Items from a dataset:

........

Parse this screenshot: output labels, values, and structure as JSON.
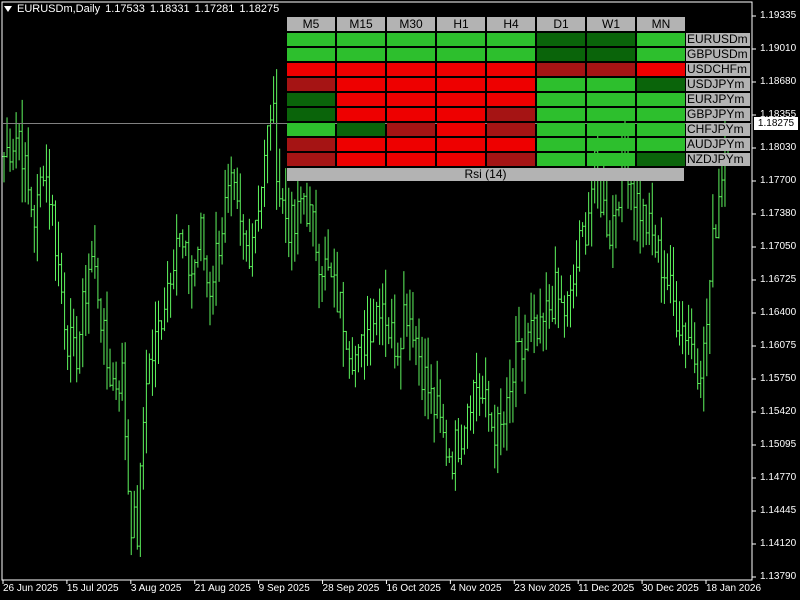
{
  "header": {
    "symbol_tf": "EURUSDm,Daily",
    "open": "1.17533",
    "high": "1.18331",
    "low": "1.17281",
    "close": "1.18275"
  },
  "y_axis": {
    "labels": [
      "1.19335",
      "1.19010",
      "1.18680",
      "1.18355",
      "1.18030",
      "1.17700",
      "1.17380",
      "1.17050",
      "1.16725",
      "1.16400",
      "1.16075",
      "1.15750",
      "1.15420",
      "1.15095",
      "1.14770",
      "1.14445",
      "1.14120",
      "1.13790"
    ],
    "range": [
      1.1379,
      1.19335
    ],
    "current_price": "1.18275",
    "current_price_value": 1.18275
  },
  "x_axis": {
    "labels": [
      "26 Jun 2025",
      "15 Jul 2025",
      "3 Aug 2025",
      "21 Aug 2025",
      "9 Sep 2025",
      "28 Sep 2025",
      "16 Oct 2025",
      "4 Nov 2025",
      "23 Nov 2025",
      "11 Dec 2025",
      "30 Dec 2025",
      "18 Jan 2026"
    ]
  },
  "indicator": {
    "timeframes": [
      "M5",
      "M15",
      "M30",
      "H1",
      "H4",
      "D1",
      "W1",
      "MN"
    ],
    "footer": "Rsi (14)",
    "colors": {
      "G": "#2dbf2d",
      "D": "#0a640a",
      "R": "#ee0000",
      "M": "#a51414"
    },
    "rows": [
      {
        "pair": "EURUSDm",
        "cells": [
          "G",
          "G",
          "G",
          "G",
          "G",
          "D",
          "D",
          "G"
        ]
      },
      {
        "pair": "GBPUSDm",
        "cells": [
          "G",
          "G",
          "G",
          "G",
          "G",
          "D",
          "D",
          "G"
        ]
      },
      {
        "pair": "USDCHFm",
        "cells": [
          "R",
          "R",
          "R",
          "R",
          "R",
          "M",
          "M",
          "R"
        ]
      },
      {
        "pair": "USDJPYm",
        "cells": [
          "M",
          "R",
          "R",
          "R",
          "R",
          "G",
          "G",
          "D"
        ]
      },
      {
        "pair": "EURJPYm",
        "cells": [
          "D",
          "R",
          "R",
          "R",
          "R",
          "G",
          "G",
          "G"
        ]
      },
      {
        "pair": "GBPJPYm",
        "cells": [
          "D",
          "R",
          "R",
          "R",
          "M",
          "G",
          "G",
          "G"
        ]
      },
      {
        "pair": "CHFJPYm",
        "cells": [
          "G",
          "D",
          "M",
          "R",
          "M",
          "G",
          "G",
          "G"
        ]
      },
      {
        "pair": "AUDJPYm",
        "cells": [
          "M",
          "R",
          "R",
          "R",
          "R",
          "G",
          "G",
          "G"
        ]
      },
      {
        "pair": "NZDJPYm",
        "cells": [
          "M",
          "R",
          "R",
          "R",
          "M",
          "G",
          "G",
          "D"
        ]
      }
    ]
  },
  "chart_data": {
    "type": "candlestick",
    "symbol": "EURUSDm",
    "timeframe": "Daily",
    "ylim": [
      1.1379,
      1.19335
    ],
    "bar_color": "#5ef55e",
    "anchor_closes": [
      1.1795,
      1.181,
      1.182,
      1.176,
      1.173,
      1.179,
      1.175,
      1.168,
      1.162,
      1.159,
      1.164,
      1.17,
      1.166,
      1.159,
      1.157,
      1.158,
      1.144,
      1.142,
      1.158,
      1.16,
      1.164,
      1.168,
      1.172,
      1.169,
      1.168,
      1.172,
      1.166,
      1.17,
      1.174,
      1.176,
      1.172,
      1.17,
      1.174,
      1.178,
      1.185,
      1.176,
      1.173,
      1.172,
      1.176,
      1.173,
      1.17,
      1.168,
      1.166,
      1.164,
      1.161,
      1.159,
      1.162,
      1.164,
      1.166,
      1.162,
      1.161,
      1.165,
      1.163,
      1.159,
      1.156,
      1.154,
      1.151,
      1.15,
      1.152,
      1.156,
      1.157,
      1.155,
      1.153,
      1.152,
      1.154,
      1.159,
      1.16,
      1.162,
      1.161,
      1.164,
      1.166,
      1.164,
      1.165,
      1.17,
      1.173,
      1.178,
      1.175,
      1.172,
      1.176,
      1.18,
      1.176,
      1.174,
      1.172,
      1.17,
      1.168,
      1.165,
      1.163,
      1.162,
      1.159,
      1.16,
      1.17,
      1.177,
      1.183
    ]
  }
}
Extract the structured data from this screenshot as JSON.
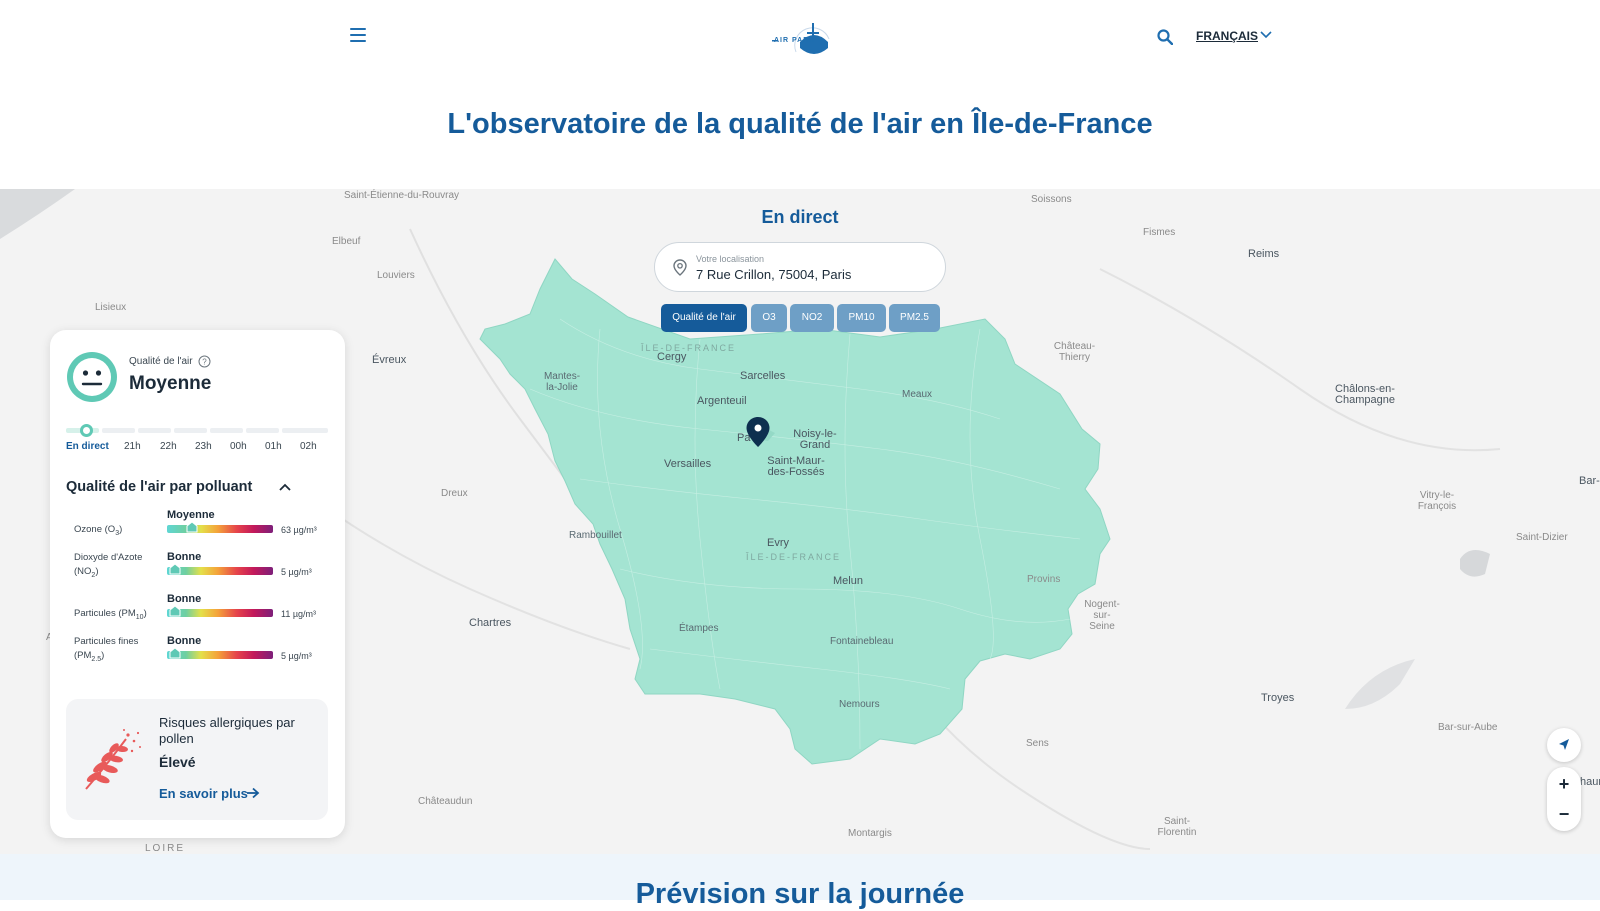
{
  "header": {
    "menu_icon": "hamburger-icon",
    "logo_text": "AIR PARIF",
    "search_icon": "search-icon",
    "language": "FRANÇAIS"
  },
  "page_title": "L'observatoire de la qualité de l'air en Île-de-France",
  "map": {
    "title": "En direct",
    "location": {
      "label": "Votre localisation",
      "value": "7 Rue Crillon, 75004, Paris"
    },
    "tabs": [
      {
        "label": "Qualité de l'air",
        "active": true
      },
      {
        "label": "O3",
        "active": false
      },
      {
        "label": "NO2",
        "active": false
      },
      {
        "label": "PM10",
        "active": false
      },
      {
        "label": "PM2.5",
        "active": false
      }
    ],
    "fill_color": "#9fe3d0",
    "marker_color": "#0d2f4f",
    "cities": [
      "Saint-Étienne-du-Rouvray",
      "Elbeuf",
      "Louviers",
      "Lisieux",
      "Évreux",
      "Dreux",
      "Chartres",
      "Châteaudun",
      "Soissons",
      "Fismes",
      "Reims",
      "Château-Thierry",
      "Châlons-en-Champagne",
      "Vitry-le-François",
      "Saint-Dizier",
      "Bar-",
      "Troyes",
      "Bar-sur-Aube",
      "Sens",
      "Montargis",
      "Saint-Florentin",
      "Nogent-sur-Seine",
      "Provins",
      "Mantes-la-Jolie",
      "Cergy",
      "Sarcelles",
      "Argenteuil",
      "Meaux",
      "Pa",
      "Noisy-le-Grand",
      "Versailles",
      "Saint-Maur-des-Fossés",
      "Rambouillet",
      "Evry",
      "Melun",
      "Étampes",
      "Fontainebleau",
      "Nemours",
      "LOIRE",
      "A",
      "haum"
    ],
    "region_labels": [
      "ÎLE-DE-FRANCE",
      "ÎLE-DE-FRANCE"
    ],
    "controls": {
      "geolocate_icon": "navigation-arrow-icon",
      "zoom_in": "+",
      "zoom_out": "−"
    }
  },
  "card": {
    "aq_label": "Qualité de l'air",
    "aq_value": "Moyenne",
    "face_icon": "neutral-face-icon",
    "face_color": "#5fc9b5",
    "timeline": [
      "En direct",
      "21h",
      "22h",
      "23h",
      "00h",
      "01h",
      "02h"
    ],
    "pollutants_header": "Qualité de l'air par polluant",
    "pollutants": [
      {
        "name": "Ozone (O",
        "sub": "3",
        "name_after": ")",
        "level": "Moyenne",
        "value": "63 µg/m³",
        "index": 0.24
      },
      {
        "name": "Dioxyde d'Azote (NO",
        "sub": "2",
        "name_after": ")",
        "level": "Bonne",
        "value": "5 µg/m³",
        "index": 0.08
      },
      {
        "name": "Particules (PM",
        "sub": "10",
        "name_after": ")",
        "level": "Bonne",
        "value": "11 µg/m³",
        "index": 0.08
      },
      {
        "name": "Particules fines (PM",
        "sub": "2.5",
        "name_after": ")",
        "level": "Bonne",
        "value": "5 µg/m³",
        "index": 0.08
      }
    ],
    "pollen": {
      "title": "Risques allergiques par pollen",
      "level": "Élevé",
      "link": "En savoir plus",
      "icon": "pollen-branch-icon",
      "icon_color": "#e85a5a"
    }
  },
  "bottom_title": "Prévision sur la journée",
  "colors": {
    "primary": "#155b9a",
    "tab_inactive": "#6e9fc6",
    "good": "#5fc9b5"
  }
}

........

OBJECTIVE> Print every record above exactly as written, leaving out the pictures.

WORKED SOLUTION>
Parse this screenshot: output labels, values, and structure as JSON.
{
  "header": {
    "symbol_tf": "EURUSDm,Daily",
    "open": "1.17533",
    "high": "1.18331",
    "low": "1.17281",
    "close": "1.18275"
  },
  "y_axis": {
    "labels": [
      "1.19335",
      "1.19010",
      "1.18680",
      "1.18355",
      "1.18030",
      "1.17700",
      "1.17380",
      "1.17050",
      "1.16725",
      "1.16400",
      "1.16075",
      "1.15750",
      "1.15420",
      "1.15095",
      "1.14770",
      "1.14445",
      "1.14120",
      "1.13790"
    ],
    "range": [
      1.1379,
      1.19335
    ],
    "current_price": "1.18275",
    "current_price_value": 1.18275
  },
  "x_axis": {
    "labels": [
      "26 Jun 2025",
      "15 Jul 2025",
      "3 Aug 2025",
      "21 Aug 2025",
      "9 Sep 2025",
      "28 Sep 2025",
      "16 Oct 2025",
      "4 Nov 2025",
      "23 Nov 2025",
      "11 Dec 2025",
      "30 Dec 2025",
      "18 Jan 2026"
    ]
  },
  "indicator": {
    "timeframes": [
      "M5",
      "M15",
      "M30",
      "H1",
      "H4",
      "D1",
      "W1",
      "MN"
    ],
    "footer": "Rsi (14)",
    "colors": {
      "G": "#2dbf2d",
      "D": "#0a640a",
      "R": "#ee0000",
      "M": "#a51414"
    },
    "rows": [
      {
        "pair": "EURUSDm",
        "cells": [
          "G",
          "G",
          "G",
          "G",
          "G",
          "D",
          "D",
          "G"
        ]
      },
      {
        "pair": "GBPUSDm",
        "cells": [
          "G",
          "G",
          "G",
          "G",
          "G",
          "D",
          "D",
          "G"
        ]
      },
      {
        "pair": "USDCHFm",
        "cells": [
          "R",
          "R",
          "R",
          "R",
          "R",
          "M",
          "M",
          "R"
        ]
      },
      {
        "pair": "USDJPYm",
        "cells": [
          "M",
          "R",
          "R",
          "R",
          "R",
          "G",
          "G",
          "D"
        ]
      },
      {
        "pair": "EURJPYm",
        "cells": [
          "D",
          "R",
          "R",
          "R",
          "R",
          "G",
          "G",
          "G"
        ]
      },
      {
        "pair": "GBPJPYm",
        "cells": [
          "D",
          "R",
          "R",
          "R",
          "M",
          "G",
          "G",
          "G"
        ]
      },
      {
        "pair": "CHFJPYm",
        "cells": [
          "G",
          "D",
          "M",
          "R",
          "M",
          "G",
          "G",
          "G"
        ]
      },
      {
        "pair": "AUDJPYm",
        "cells": [
          "M",
          "R",
          "R",
          "R",
          "R",
          "G",
          "G",
          "G"
        ]
      },
      {
        "pair": "NZDJPYm",
        "cells": [
          "M",
          "R",
          "R",
          "R",
          "M",
          "G",
          "G",
          "D"
        ]
      }
    ]
  },
  "chart_data": {
    "type": "candlestick",
    "symbol": "EURUSDm",
    "timeframe": "Daily",
    "ylim": [
      1.1379,
      1.19335
    ],
    "bar_color": "#5ef55e",
    "anchor_closes": [
      1.1795,
      1.181,
      1.182,
      1.176,
      1.173,
      1.179,
      1.175,
      1.168,
      1.162,
      1.159,
      1.164,
      1.17,
      1.166,
      1.159,
      1.157,
      1.158,
      1.144,
      1.142,
      1.158,
      1.16,
      1.164,
      1.168,
      1.172,
      1.169,
      1.168,
      1.172,
      1.166,
      1.17,
      1.174,
      1.176,
      1.172,
      1.17,
      1.174,
      1.178,
      1.185,
      1.176,
      1.173,
      1.172,
      1.176,
      1.173,
      1.17,
      1.168,
      1.166,
      1.164,
      1.161,
      1.159,
      1.162,
      1.164,
      1.166,
      1.162,
      1.161,
      1.165,
      1.163,
      1.159,
      1.156,
      1.154,
      1.151,
      1.15,
      1.152,
      1.156,
      1.157,
      1.155,
      1.153,
      1.152,
      1.154,
      1.159,
      1.16,
      1.162,
      1.161,
      1.164,
      1.166,
      1.164,
      1.165,
      1.17,
      1.173,
      1.178,
      1.175,
      1.172,
      1.176,
      1.18,
      1.176,
      1.174,
      1.172,
      1.17,
      1.168,
      1.165,
      1.163,
      1.162,
      1.159,
      1.16,
      1.17,
      1.177,
      1.183
    ]
  }
}
Extract the structured data from this screenshot as JSON.
{
  "header": {
    "menu_icon": "hamburger-icon",
    "logo_text": "AIR PARIF",
    "search_icon": "search-icon",
    "language": "FRANÇAIS"
  },
  "page_title": "L'observatoire de la qualité de l'air en Île-de-France",
  "map": {
    "title": "En direct",
    "location": {
      "label": "Votre localisation",
      "value": "7 Rue Crillon, 75004, Paris"
    },
    "tabs": [
      {
        "label": "Qualité de l'air",
        "active": true
      },
      {
        "label": "O3",
        "active": false
      },
      {
        "label": "NO2",
        "active": false
      },
      {
        "label": "PM10",
        "active": false
      },
      {
        "label": "PM2.5",
        "active": false
      }
    ],
    "fill_color": "#9fe3d0",
    "marker_color": "#0d2f4f",
    "cities": [
      "Saint-Étienne-du-Rouvray",
      "Elbeuf",
      "Louviers",
      "Lisieux",
      "Évreux",
      "Dreux",
      "Chartres",
      "Châteaudun",
      "Soissons",
      "Fismes",
      "Reims",
      "Château-Thierry",
      "Châlons-en-Champagne",
      "Vitry-le-François",
      "Saint-Dizier",
      "Bar-",
      "Troyes",
      "Bar-sur-Aube",
      "Sens",
      "Montargis",
      "Saint-Florentin",
      "Nogent-sur-Seine",
      "Provins",
      "Mantes-la-Jolie",
      "Cergy",
      "Sarcelles",
      "Argenteuil",
      "Meaux",
      "Pa",
      "Noisy-le-Grand",
      "Versailles",
      "Saint-Maur-des-Fossés",
      "Rambouillet",
      "Evry",
      "Melun",
      "Étampes",
      "Fontainebleau",
      "Nemours",
      "LOIRE",
      "A",
      "haum"
    ],
    "region_labels": [
      "ÎLE-DE-FRANCE",
      "ÎLE-DE-FRANCE"
    ],
    "controls": {
      "geolocate_icon": "navigation-arrow-icon",
      "zoom_in": "+",
      "zoom_out": "−"
    }
  },
  "card": {
    "aq_label": "Qualité de l'air",
    "aq_value": "Moyenne",
    "face_icon": "neutral-face-icon",
    "face_color": "#5fc9b5",
    "timeline": [
      "En direct",
      "21h",
      "22h",
      "23h",
      "00h",
      "01h",
      "02h"
    ],
    "pollutants_header": "Qualité de l'air par polluant",
    "pollutants": [
      {
        "name": "Ozone (O",
        "sub": "3",
        "name_after": ")",
        "level": "Moyenne",
        "value": "63 µg/m³",
        "index": 0.24
      },
      {
        "name": "Dioxyde d'Azote (NO",
        "sub": "2",
        "name_after": ")",
        "level": "Bonne",
        "value": "5 µg/m³",
        "index": 0.08
      },
      {
        "name": "Particules (PM",
        "sub": "10",
        "name_after": ")",
        "level": "Bonne",
        "value": "11 µg/m³",
        "index": 0.08
      },
      {
        "name": "Particules fines (PM",
        "sub": "2.5",
        "name_after": ")",
        "level": "Bonne",
        "value": "5 µg/m³",
        "index": 0.08
      }
    ],
    "pollen": {
      "title": "Risques allergiques par pollen",
      "level": "Élevé",
      "link": "En savoir plus",
      "icon": "pollen-branch-icon",
      "icon_color": "#e85a5a"
    }
  },
  "bottom_title": "Prévision sur la journée",
  "colors": {
    "primary": "#155b9a",
    "tab_inactive": "#6e9fc6",
    "good": "#5fc9b5"
  }
}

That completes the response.